■ Source records:
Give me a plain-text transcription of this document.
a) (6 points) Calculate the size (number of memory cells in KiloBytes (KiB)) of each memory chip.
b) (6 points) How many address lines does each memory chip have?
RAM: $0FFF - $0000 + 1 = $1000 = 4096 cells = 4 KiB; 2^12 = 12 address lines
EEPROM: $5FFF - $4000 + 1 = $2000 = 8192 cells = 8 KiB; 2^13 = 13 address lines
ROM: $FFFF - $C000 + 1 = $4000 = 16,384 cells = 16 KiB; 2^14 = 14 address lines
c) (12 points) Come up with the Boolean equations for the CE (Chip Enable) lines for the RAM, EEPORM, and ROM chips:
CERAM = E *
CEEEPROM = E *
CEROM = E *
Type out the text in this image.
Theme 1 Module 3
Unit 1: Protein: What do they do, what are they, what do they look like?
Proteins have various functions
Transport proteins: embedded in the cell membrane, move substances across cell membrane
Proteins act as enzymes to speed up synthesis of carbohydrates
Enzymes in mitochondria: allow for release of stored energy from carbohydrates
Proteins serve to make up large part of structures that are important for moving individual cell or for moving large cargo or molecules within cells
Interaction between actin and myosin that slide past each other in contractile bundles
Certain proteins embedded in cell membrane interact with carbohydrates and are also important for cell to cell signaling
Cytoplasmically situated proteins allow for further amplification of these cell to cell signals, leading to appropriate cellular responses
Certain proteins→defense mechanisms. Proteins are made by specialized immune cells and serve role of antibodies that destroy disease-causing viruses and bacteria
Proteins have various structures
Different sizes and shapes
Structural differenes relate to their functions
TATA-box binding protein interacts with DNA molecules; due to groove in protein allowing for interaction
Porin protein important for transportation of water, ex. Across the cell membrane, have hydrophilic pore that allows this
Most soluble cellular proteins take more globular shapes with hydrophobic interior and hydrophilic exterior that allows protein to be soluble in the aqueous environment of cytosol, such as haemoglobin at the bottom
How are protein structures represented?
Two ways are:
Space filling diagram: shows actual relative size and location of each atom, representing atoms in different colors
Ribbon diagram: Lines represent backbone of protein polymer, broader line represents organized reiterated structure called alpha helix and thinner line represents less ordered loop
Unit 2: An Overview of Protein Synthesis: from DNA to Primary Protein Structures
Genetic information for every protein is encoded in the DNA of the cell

■ Exercise prompt:
The required answer is the line with "Type out the text in this image." plus every line after it to the end of the entries above, transcribed exactly.

■ Expected answer:
Type out the text in this image.
Theme 1 Module 3
Unit 1: Protein: What do they do, what are they, what do they look like?
Proteins have various functions
Transport proteins: embedded in the cell membrane, move substances across cell membrane
Proteins act as enzymes to speed up synthesis of carbohydrates
Enzymes in mitochondria: allow for release of stored energy from carbohydrates
Proteins serve to make up large part of structures that are important for moving individual cell or for moving large cargo or molecules within cells
Interaction between actin and myosin that slide past each other in contractile bundles
Certain proteins embedded in cell membrane interact with carbohydrates and are also important for cell to cell signaling
Cytoplasmically situated proteins allow for further amplification of these cell to cell signals, leading to appropriate cellular responses
Certain proteins→defense mechanisms. Proteins are made by specialized immune cells and serve role of antibodies that destroy disease-causing viruses and bacteria
Proteins have various structures
Different sizes and shapes
Structural differenes relate to their functions
TATA-box binding protein interacts with DNA molecules; due to groove in protein allowing for interaction
Porin protein important for transportation of water, ex. Across the cell membrane, have hydrophilic pore that allows this
Most soluble cellular proteins take more globular shapes with hydrophobic interior and hydrophilic exterior that allows protein to be soluble in the aqueous environment of cytosol, such as haemoglobin at the bottom
How are protein structures represented?
Two ways are:
Space filling diagram: shows actual relative size and location of each atom, representing atoms in different colors
Ribbon diagram: Lines represent backbone of protein polymer, broader line represents organized reiterated structure called alpha helix and thinner line represents less ordered loop
Unit 2: An Overview of Protein Synthesis: from DNA to Primary Protein Structures
Genetic information for every protein is encoded in the DNA of the cell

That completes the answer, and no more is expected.